Determine the number of lines that have the string "tube" in them, and give only that number.

* **MATERIAL SUPPLIED**
######

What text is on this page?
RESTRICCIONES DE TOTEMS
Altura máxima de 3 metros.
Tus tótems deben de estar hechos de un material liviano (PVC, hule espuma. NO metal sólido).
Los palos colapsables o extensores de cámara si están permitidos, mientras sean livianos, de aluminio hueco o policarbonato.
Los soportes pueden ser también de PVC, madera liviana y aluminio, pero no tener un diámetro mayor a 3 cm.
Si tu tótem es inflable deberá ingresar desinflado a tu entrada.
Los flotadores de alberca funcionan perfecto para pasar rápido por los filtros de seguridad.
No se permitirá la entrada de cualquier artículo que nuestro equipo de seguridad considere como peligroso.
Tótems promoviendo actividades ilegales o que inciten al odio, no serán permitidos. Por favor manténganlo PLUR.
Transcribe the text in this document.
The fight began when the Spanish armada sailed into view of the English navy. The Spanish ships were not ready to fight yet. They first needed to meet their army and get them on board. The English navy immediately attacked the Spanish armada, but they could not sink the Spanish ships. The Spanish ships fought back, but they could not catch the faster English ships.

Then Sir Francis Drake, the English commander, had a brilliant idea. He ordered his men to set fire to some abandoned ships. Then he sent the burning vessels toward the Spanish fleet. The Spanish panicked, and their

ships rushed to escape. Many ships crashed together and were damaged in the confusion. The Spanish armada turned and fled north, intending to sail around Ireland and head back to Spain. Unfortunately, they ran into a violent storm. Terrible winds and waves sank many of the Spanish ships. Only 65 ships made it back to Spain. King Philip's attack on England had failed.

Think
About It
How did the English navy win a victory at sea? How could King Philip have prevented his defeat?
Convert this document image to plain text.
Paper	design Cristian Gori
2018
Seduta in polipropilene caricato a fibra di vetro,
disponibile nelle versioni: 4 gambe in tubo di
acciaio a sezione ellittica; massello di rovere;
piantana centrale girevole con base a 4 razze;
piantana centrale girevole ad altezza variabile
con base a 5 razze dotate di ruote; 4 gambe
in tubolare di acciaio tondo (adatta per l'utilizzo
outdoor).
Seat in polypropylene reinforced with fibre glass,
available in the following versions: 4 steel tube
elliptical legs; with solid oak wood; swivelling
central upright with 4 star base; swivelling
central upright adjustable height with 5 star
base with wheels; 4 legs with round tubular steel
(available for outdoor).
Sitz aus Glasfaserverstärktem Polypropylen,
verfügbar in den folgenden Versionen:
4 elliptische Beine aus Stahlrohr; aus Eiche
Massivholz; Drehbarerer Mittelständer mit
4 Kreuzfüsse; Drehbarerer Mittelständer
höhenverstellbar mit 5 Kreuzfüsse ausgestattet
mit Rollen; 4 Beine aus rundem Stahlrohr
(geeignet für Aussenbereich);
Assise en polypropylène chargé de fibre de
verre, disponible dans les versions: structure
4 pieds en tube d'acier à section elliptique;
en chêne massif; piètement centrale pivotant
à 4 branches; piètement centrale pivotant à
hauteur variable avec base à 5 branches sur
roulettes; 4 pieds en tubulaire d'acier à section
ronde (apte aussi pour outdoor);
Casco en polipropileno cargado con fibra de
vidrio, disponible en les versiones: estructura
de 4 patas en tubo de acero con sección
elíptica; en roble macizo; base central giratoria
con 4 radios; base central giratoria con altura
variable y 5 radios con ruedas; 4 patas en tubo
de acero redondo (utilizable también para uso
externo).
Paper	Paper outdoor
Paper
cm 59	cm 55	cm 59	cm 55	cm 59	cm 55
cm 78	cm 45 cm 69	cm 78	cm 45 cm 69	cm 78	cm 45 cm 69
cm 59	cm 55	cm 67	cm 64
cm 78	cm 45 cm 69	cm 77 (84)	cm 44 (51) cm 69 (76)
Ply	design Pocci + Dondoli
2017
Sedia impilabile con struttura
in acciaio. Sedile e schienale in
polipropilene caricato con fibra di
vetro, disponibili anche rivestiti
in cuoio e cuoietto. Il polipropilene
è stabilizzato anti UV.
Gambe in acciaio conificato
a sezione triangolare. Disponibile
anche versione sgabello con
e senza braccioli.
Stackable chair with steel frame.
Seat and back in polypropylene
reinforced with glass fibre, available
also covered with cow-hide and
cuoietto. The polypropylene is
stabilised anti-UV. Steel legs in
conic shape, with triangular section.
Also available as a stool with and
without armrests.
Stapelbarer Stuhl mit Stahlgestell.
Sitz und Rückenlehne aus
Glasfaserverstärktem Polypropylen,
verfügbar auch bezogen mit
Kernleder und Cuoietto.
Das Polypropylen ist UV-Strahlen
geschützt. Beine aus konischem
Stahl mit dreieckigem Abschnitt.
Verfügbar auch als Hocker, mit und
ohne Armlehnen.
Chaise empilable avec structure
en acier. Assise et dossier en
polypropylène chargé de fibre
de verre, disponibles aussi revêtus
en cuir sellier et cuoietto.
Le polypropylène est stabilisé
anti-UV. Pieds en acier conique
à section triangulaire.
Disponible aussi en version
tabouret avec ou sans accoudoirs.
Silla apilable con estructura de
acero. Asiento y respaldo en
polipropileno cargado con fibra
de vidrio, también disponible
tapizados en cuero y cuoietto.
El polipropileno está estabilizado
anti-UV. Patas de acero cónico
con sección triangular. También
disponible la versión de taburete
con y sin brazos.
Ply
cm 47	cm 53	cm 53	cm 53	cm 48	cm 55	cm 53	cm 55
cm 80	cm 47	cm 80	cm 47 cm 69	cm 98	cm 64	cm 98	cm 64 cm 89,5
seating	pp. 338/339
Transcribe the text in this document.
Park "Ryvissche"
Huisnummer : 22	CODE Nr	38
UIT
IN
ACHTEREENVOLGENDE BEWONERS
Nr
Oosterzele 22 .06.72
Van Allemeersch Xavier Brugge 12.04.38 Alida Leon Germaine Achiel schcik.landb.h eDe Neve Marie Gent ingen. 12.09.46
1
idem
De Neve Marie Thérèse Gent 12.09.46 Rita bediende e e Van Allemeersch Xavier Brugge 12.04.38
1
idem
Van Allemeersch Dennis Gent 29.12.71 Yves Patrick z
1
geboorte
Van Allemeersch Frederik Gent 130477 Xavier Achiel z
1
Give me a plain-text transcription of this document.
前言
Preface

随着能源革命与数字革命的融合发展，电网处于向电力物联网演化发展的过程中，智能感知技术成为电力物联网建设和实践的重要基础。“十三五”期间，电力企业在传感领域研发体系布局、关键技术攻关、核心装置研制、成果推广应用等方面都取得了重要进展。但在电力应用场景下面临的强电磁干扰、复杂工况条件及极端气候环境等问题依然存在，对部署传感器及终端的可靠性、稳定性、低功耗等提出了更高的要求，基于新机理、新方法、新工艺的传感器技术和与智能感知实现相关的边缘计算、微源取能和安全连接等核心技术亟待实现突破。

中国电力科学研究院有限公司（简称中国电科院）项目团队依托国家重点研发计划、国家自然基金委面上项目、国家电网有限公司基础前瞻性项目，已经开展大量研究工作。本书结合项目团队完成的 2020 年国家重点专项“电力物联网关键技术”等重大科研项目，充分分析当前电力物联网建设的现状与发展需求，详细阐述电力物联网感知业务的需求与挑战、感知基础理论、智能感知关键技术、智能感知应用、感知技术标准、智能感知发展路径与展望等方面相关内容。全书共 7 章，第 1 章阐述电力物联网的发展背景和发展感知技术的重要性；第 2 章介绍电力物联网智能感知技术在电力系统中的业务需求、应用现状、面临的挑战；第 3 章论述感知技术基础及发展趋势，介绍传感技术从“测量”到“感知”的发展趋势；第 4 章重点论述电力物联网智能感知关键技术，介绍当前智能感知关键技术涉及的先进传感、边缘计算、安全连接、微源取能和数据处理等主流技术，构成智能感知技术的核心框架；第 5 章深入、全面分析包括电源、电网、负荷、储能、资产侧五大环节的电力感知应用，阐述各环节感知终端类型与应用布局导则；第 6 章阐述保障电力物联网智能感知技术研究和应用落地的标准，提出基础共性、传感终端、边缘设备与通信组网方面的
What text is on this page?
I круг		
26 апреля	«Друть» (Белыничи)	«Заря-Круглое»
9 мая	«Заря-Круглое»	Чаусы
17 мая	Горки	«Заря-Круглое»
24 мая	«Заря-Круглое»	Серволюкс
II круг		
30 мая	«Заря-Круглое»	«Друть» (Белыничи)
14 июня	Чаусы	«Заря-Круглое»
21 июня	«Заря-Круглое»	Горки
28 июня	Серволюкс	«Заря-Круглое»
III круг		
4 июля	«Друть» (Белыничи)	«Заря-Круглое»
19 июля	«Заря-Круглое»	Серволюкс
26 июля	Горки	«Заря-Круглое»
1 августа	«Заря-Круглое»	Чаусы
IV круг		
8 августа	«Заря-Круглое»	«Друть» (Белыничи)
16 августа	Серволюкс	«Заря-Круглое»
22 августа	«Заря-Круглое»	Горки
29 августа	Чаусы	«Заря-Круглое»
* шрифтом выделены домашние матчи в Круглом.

######

* **EXERCISE RESPONSE**
2